▶ The problem
Reproduce every entry exactly, without alteration.

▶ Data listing
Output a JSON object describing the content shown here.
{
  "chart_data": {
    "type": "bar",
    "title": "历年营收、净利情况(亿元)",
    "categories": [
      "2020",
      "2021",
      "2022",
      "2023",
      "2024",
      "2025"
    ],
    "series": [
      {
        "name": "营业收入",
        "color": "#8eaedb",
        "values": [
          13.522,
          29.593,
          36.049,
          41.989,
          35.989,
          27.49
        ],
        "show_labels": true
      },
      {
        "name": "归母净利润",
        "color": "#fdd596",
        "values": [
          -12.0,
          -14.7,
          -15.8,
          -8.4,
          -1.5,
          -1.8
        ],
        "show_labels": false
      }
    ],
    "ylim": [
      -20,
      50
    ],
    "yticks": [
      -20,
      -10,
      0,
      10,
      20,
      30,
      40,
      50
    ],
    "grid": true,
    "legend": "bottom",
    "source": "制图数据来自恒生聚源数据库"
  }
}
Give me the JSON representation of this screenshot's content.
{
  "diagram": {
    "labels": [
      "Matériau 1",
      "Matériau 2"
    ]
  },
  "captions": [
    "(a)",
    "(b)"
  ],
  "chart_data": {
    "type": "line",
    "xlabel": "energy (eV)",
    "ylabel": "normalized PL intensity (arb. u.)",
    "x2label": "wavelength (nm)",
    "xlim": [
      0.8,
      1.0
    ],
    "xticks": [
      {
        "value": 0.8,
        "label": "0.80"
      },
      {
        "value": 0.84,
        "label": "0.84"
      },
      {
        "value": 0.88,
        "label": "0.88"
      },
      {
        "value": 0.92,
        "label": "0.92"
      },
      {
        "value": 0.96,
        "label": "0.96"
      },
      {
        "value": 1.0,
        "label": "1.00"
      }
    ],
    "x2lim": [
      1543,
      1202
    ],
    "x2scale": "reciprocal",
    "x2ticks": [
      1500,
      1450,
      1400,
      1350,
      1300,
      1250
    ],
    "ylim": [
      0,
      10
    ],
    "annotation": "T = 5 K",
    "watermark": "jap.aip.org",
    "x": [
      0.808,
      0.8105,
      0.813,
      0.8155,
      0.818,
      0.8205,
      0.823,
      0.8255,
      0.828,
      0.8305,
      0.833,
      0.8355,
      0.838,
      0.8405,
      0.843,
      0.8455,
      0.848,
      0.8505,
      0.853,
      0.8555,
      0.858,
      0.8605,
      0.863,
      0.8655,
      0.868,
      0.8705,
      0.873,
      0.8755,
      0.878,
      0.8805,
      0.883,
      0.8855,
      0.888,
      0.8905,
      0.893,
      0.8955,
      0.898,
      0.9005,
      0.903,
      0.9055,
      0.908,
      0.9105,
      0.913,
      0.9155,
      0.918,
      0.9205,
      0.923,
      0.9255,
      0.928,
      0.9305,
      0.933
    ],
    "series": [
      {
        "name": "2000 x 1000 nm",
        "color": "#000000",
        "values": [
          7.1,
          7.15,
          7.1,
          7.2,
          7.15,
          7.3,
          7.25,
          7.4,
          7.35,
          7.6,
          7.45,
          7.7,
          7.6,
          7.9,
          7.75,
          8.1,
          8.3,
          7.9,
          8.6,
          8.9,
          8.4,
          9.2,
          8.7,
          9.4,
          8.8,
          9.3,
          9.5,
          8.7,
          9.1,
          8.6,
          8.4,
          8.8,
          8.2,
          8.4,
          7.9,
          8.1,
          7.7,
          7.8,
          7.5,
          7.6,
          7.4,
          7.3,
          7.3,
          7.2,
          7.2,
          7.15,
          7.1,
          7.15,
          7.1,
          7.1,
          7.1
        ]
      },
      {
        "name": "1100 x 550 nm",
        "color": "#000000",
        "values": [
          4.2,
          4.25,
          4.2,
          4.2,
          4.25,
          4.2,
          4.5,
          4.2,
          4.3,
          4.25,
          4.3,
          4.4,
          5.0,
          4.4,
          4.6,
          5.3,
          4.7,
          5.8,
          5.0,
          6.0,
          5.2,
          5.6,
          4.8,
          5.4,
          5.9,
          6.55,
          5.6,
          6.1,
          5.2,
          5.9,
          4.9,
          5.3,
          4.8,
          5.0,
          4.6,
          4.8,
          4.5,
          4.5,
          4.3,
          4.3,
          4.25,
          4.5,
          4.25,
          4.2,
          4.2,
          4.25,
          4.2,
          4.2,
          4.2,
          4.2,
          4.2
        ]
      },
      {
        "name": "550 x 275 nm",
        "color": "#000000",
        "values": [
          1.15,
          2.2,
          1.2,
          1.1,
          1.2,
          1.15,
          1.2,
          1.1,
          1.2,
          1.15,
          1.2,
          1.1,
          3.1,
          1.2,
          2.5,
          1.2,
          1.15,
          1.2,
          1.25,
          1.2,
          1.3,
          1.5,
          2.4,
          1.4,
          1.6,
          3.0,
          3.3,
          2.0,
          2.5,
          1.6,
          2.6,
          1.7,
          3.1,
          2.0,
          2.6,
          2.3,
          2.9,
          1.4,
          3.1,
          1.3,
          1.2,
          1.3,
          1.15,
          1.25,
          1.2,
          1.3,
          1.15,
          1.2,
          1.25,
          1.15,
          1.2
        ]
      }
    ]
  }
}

▶ Full output
Output a JSON object describing the content shown here.
{
  "chart_data": {
    "type": "bar",
    "title": "历年营收、净利情况(亿元)",
    "categories": [
      "2020",
      "2021",
      "2022",
      "2023",
      "2024",
      "2025"
    ],
    "series": [
      {
        "name": "营业收入",
        "color": "#8eaedb",
        "values": [
          13.522,
          29.593,
          36.049,
          41.989,
          35.989,
          27.49
        ],
        "show_labels": true
      },
      {
        "name": "归母净利润",
        "color": "#fdd596",
        "values": [
          -12.0,
          -14.7,
          -15.8,
          -8.4,
          -1.5,
          -1.8
        ],
        "show_labels": false
      }
    ],
    "ylim": [
      -20,
      50
    ],
    "yticks": [
      -20,
      -10,
      0,
      10,
      20,
      30,
      40,
      50
    ],
    "grid": true,
    "legend": "bottom",
    "source": "制图数据来自恒生聚源数据库"
  }
}
Give me the JSON representation of this screenshot's content.
{
  "diagram": {
    "labels": [
      "Matériau 1",
      "Matériau 2"
    ]
  },
  "captions": [
    "(a)",
    "(b)"
  ],
  "chart_data": {
    "type": "line",
    "xlabel": "energy (eV)",
    "ylabel": "normalized PL intensity (arb. u.)",
    "x2label": "wavelength (nm)",
    "xlim": [
      0.8,
      1.0
    ],
    "xticks": [
      {
        "value": 0.8,
        "label": "0.80"
      },
      {
        "value": 0.84,
        "label": "0.84"
      },
      {
        "value": 0.88,
        "label": "0.88"
      },
      {
        "value": 0.92,
        "label": "0.92"
      },
      {
        "value": 0.96,
        "label": "0.96"
      },
      {
        "value": 1.0,
        "label": "1.00"
      }
    ],
    "x2lim": [
      1543,
      1202
    ],
    "x2scale": "reciprocal",
    "x2ticks": [
      1500,
      1450,
      1400,
      1350,
      1300,
      1250
    ],
    "ylim": [
      0,
      10
    ],
    "annotation": "T = 5 K",
    "watermark": "jap.aip.org",
    "x": [
      0.808,
      0.8105,
      0.813,
      0.8155,
      0.818,
      0.8205,
      0.823,
      0.8255,
      0.828,
      0.8305,
      0.833,
      0.8355,
      0.838,
      0.8405,
      0.843,
      0.8455,
      0.848,
      0.8505,
      0.853,
      0.8555,
      0.858,
      0.8605,
      0.863,
      0.8655,
      0.868,
      0.8705,
      0.873,
      0.8755,
      0.878,
      0.8805,
      0.883,
      0.8855,
      0.888,
      0.8905,
      0.893,
      0.8955,
      0.898,
      0.9005,
      0.903,
      0.9055,
      0.908,
      0.9105,
      0.913,
      0.9155,
      0.918,
      0.9205,
      0.923,
      0.9255,
      0.928,
      0.9305,
      0.933
    ],
    "series": [
      {
        "name": "2000 x 1000 nm",
        "color": "#000000",
        "values": [
          7.1,
          7.15,
          7.1,
          7.2,
          7.15,
          7.3,
          7.25,
          7.4,
          7.35,
          7.6,
          7.45,
          7.7,
          7.6,
          7.9,
          7.75,
          8.1,
          8.3,
          7.9,
          8.6,
          8.9,
          8.4,
          9.2,
          8.7,
          9.4,
          8.8,
          9.3,
          9.5,
          8.7,
          9.1,
          8.6,
          8.4,
          8.8,
          8.2,
          8.4,
          7.9,
          8.1,
          7.7,
          7.8,
          7.5,
          7.6,
          7.4,
          7.3,
          7.3,
          7.2,
          7.2,
          7.15,
          7.1,
          7.15,
          7.1,
          7.1,
          7.1
        ]
      },
      {
        "name": "1100 x 550 nm",
        "color": "#000000",
        "values": [
          4.2,
          4.25,
          4.2,
          4.2,
          4.25,
          4.2,
          4.5,
          4.2,
          4.3,
          4.25,
          4.3,
          4.4,
          5.0,
          4.4,
          4.6,
          5.3,
          4.7,
          5.8,
          5.0,
          6.0,
          5.2,
          5.6,
          4.8,
          5.4,
          5.9,
          6.55,
          5.6,
          6.1,
          5.2,
          5.9,
          4.9,
          5.3,
          4.8,
          5.0,
          4.6,
          4.8,
          4.5,
          4.5,
          4.3,
          4.3,
          4.25,
          4.5,
          4.25,
          4.2,
          4.2,
          4.25,
          4.2,
          4.2,
          4.2,
          4.2,
          4.2
        ]
      },
      {
        "name": "550 x 275 nm",
        "color": "#000000",
        "values": [
          1.15,
          2.2,
          1.2,
          1.1,
          1.2,
          1.15,
          1.2,
          1.1,
          1.2,
          1.15,
          1.2,
          1.1,
          3.1,
          1.2,
          2.5,
          1.2,
          1.15,
          1.2,
          1.25,
          1.2,
          1.3,
          1.5,
          2.4,
          1.4,
          1.6,
          3.0,
          3.3,
          2.0,
          2.5,
          1.6,
          2.6,
          1.7,
          3.1,
          2.0,
          2.6,
          2.3,
          2.9,
          1.4,
          3.1,
          1.3,
          1.2,
          1.3,
          1.15,
          1.25,
          1.2,
          1.3,
          1.15,
          1.2,
          1.25,
          1.15,
          1.2
        ]
      }
    ]
  }
}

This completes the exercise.